Do this: Each line containing the word "personal" must be reported.

Information shown:
———

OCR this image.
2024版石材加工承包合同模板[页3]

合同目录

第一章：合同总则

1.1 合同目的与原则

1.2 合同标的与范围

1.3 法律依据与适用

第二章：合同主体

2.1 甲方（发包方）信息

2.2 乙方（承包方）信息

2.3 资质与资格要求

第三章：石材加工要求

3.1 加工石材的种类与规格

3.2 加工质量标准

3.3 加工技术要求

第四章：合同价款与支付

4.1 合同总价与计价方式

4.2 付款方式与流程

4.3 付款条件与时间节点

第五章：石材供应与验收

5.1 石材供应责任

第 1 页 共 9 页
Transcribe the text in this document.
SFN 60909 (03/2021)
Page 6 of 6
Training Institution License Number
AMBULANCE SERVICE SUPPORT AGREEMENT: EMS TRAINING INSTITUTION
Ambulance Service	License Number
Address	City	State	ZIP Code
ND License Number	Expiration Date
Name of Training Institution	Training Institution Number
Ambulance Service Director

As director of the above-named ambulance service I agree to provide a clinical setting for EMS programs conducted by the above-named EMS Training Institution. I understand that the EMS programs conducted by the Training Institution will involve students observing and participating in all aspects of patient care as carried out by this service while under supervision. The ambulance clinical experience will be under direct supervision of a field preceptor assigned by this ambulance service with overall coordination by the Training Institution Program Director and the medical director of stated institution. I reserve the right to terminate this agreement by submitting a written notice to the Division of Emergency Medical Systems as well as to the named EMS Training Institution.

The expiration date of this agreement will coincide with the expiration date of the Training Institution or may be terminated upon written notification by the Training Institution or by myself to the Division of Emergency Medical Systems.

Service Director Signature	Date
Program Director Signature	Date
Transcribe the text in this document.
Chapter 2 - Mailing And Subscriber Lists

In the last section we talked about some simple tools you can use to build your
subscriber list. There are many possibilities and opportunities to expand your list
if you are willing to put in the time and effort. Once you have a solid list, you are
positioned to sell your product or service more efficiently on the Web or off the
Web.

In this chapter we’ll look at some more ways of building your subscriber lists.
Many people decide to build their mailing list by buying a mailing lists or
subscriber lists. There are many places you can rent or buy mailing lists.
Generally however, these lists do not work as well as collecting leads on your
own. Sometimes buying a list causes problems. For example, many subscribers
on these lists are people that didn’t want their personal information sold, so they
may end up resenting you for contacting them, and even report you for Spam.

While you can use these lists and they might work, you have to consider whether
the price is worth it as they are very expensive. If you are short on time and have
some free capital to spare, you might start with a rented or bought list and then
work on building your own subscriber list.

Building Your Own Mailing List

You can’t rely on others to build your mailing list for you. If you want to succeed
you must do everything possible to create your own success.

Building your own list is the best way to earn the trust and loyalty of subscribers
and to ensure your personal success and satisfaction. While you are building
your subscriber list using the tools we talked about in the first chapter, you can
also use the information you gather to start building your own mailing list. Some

———

Task solution:
on these lists are people that didn’t want their personal information sold, so they
and to ensure your personal success and satisfaction. While you are building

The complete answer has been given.